| TASK |
Every line of the data must be copied exactly.

| PROVIDED DATA |
-- start --

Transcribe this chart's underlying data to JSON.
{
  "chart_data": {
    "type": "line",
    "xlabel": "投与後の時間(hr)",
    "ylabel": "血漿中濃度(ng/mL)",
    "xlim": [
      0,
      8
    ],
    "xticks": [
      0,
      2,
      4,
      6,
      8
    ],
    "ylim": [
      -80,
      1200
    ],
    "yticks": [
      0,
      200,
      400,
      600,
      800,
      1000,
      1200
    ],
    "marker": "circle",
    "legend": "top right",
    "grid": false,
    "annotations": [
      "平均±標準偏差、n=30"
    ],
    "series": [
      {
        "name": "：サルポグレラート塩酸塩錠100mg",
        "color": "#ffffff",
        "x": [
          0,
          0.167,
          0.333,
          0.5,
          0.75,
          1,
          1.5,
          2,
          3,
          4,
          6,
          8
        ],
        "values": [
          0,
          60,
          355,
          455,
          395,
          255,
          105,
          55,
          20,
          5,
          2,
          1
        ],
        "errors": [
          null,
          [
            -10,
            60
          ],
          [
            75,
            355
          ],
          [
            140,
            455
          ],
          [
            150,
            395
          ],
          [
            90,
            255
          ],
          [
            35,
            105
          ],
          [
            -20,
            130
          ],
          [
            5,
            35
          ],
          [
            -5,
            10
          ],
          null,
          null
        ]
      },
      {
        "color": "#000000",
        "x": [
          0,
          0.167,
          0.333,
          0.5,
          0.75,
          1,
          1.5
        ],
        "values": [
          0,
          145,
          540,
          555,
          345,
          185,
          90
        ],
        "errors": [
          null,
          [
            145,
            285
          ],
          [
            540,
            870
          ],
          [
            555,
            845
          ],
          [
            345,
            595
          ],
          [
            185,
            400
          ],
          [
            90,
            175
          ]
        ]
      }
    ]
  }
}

-- end --

| SOLUTION TO THIS TASK |
Transcribe this chart's underlying data to JSON.
{
  "chart_data": {
    "type": "line",
    "xlabel": "投与後の時間(hr)",
    "ylabel": "血漿中濃度(ng/mL)",
    "xlim": [
      0,
      8
    ],
    "xticks": [
      0,
      2,
      4,
      6,
      8
    ],
    "ylim": [
      -80,
      1200
    ],
    "yticks": [
      0,
      200,
      400,
      600,
      800,
      1000,
      1200
    ],
    "marker": "circle",
    "legend": "top right",
    "grid": false,
    "annotations": [
      "平均±標準偏差、n=30"
    ],
    "series": [
      {
        "name": "：サルポグレラート塩酸塩錠100mg",
        "color": "#ffffff",
        "x": [
          0,
          0.167,
          0.333,
          0.5,
          0.75,
          1,
          1.5,
          2,
          3,
          4,
          6,
          8
        ],
        "values": [
          0,
          60,
          355,
          455,
          395,
          255,
          105,
          55,
          20,
          5,
          2,
          1
        ],
        "errors": [
          null,
          [
            -10,
            60
          ],
          [
            75,
            355
          ],
          [
            140,
            455
          ],
          [
            150,
            395
          ],
          [
            90,
            255
          ],
          [
            35,
            105
          ],
          [
            -20,
            130
          ],
          [
            5,
            35
          ],
          [
            -5,
            10
          ],
          null,
          null
        ]
      },
      {
        "color": "#000000",
        "x": [
          0,
          0.167,
          0.333,
          0.5,
          0.75,
          1,
          1.5
        ],
        "values": [
          0,
          145,
          540,
          555,
          345,
          185,
          90
        ],
        "errors": [
          null,
          [
            145,
            285
          ],
          [
            540,
            870
          ],
          [
            555,
            845
          ],
          [
            345,
            595
          ],
          [
            185,
            400
          ],
          [
            90,
            175
          ]
        ]
      }
    ]
  }
}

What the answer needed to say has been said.